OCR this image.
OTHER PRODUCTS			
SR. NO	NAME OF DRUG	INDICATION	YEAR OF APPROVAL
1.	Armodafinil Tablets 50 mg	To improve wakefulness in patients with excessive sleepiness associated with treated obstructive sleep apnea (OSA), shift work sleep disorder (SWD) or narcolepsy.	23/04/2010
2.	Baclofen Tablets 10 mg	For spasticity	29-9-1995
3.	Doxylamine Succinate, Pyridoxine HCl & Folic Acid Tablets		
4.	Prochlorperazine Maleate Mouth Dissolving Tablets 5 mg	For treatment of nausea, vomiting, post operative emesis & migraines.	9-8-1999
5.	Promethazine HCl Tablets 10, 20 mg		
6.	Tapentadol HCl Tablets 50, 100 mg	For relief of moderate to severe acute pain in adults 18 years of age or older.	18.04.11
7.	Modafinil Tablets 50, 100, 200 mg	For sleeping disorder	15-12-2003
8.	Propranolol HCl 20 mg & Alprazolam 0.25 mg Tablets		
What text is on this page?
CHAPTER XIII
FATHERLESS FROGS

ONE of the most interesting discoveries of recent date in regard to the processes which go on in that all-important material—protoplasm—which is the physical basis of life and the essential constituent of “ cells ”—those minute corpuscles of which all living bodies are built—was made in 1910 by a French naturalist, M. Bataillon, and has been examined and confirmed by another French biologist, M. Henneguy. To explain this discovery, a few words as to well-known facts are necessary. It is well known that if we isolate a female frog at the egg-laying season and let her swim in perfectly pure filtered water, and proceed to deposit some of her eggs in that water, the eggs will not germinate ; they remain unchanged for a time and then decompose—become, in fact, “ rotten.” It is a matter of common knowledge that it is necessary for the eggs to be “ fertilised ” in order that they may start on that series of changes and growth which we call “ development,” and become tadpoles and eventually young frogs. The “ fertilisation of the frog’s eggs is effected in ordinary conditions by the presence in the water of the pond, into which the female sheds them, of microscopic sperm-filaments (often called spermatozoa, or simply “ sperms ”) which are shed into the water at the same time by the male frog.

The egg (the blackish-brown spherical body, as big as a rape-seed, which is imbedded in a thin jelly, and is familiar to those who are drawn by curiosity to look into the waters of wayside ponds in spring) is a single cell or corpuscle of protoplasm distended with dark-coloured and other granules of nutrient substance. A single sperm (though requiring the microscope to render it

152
--------
■ Assignment ■
Print the material once more, exactly.

■ Answer below ■
OCR this image.
OTHER PRODUCTS			
SR. NO	NAME OF DRUG	INDICATION	YEAR OF APPROVAL
1.	Armodafinil Tablets 50 mg	To improve wakefulness in patients with excessive sleepiness associated with treated obstructive sleep apnea (OSA), shift work sleep disorder (SWD) or narcolepsy.	23/04/2010
2.	Baclofen Tablets 10 mg	For spasticity	29-9-1995
3.	Doxylamine Succinate, Pyridoxine HCl & Folic Acid Tablets		
4.	Prochlorperazine Maleate Mouth Dissolving Tablets 5 mg	For treatment of nausea, vomiting, post operative emesis & migraines.	9-8-1999
5.	Promethazine HCl Tablets 10, 20 mg		
6.	Tapentadol HCl Tablets 50, 100 mg	For relief of moderate to severe acute pain in adults 18 years of age or older.	18.04.11
7.	Modafinil Tablets 50, 100, 200 mg	For sleeping disorder	15-12-2003
8.	Propranolol HCl 20 mg & Alprazolam 0.25 mg Tablets		
What text is on this page?
CHAPTER XIII
FATHERLESS FROGS

ONE of the most interesting discoveries of recent date in regard to the processes which go on in that all-important material—protoplasm—which is the physical basis of life and the essential constituent of “ cells ”—those minute corpuscles of which all living bodies are built—was made in 1910 by a French naturalist, M. Bataillon, and has been examined and confirmed by another French biologist, M. Henneguy. To explain this discovery, a few words as to well-known facts are necessary. It is well known that if we isolate a female frog at the egg-laying season and let her swim in perfectly pure filtered water, and proceed to deposit some of her eggs in that water, the eggs will not germinate ; they remain unchanged for a time and then decompose—become, in fact, “ rotten.” It is a matter of common knowledge that it is necessary for the eggs to be “ fertilised ” in order that they may start on that series of changes and growth which we call “ development,” and become tadpoles and eventually young frogs. The “ fertilisation of the frog’s eggs is effected in ordinary conditions by the presence in the water of the pond, into which the female sheds them, of microscopic sperm-filaments (often called spermatozoa, or simply “ sperms ”) which are shed into the water at the same time by the male frog.

The egg (the blackish-brown spherical body, as big as a rape-seed, which is imbedded in a thin jelly, and is familiar to those who are drawn by curiosity to look into the waters of wayside ponds in spring) is a single cell or corpuscle of protoplasm distended with dark-coloured and other granules of nutrient substance. A single sperm (though requiring the microscope to render it

152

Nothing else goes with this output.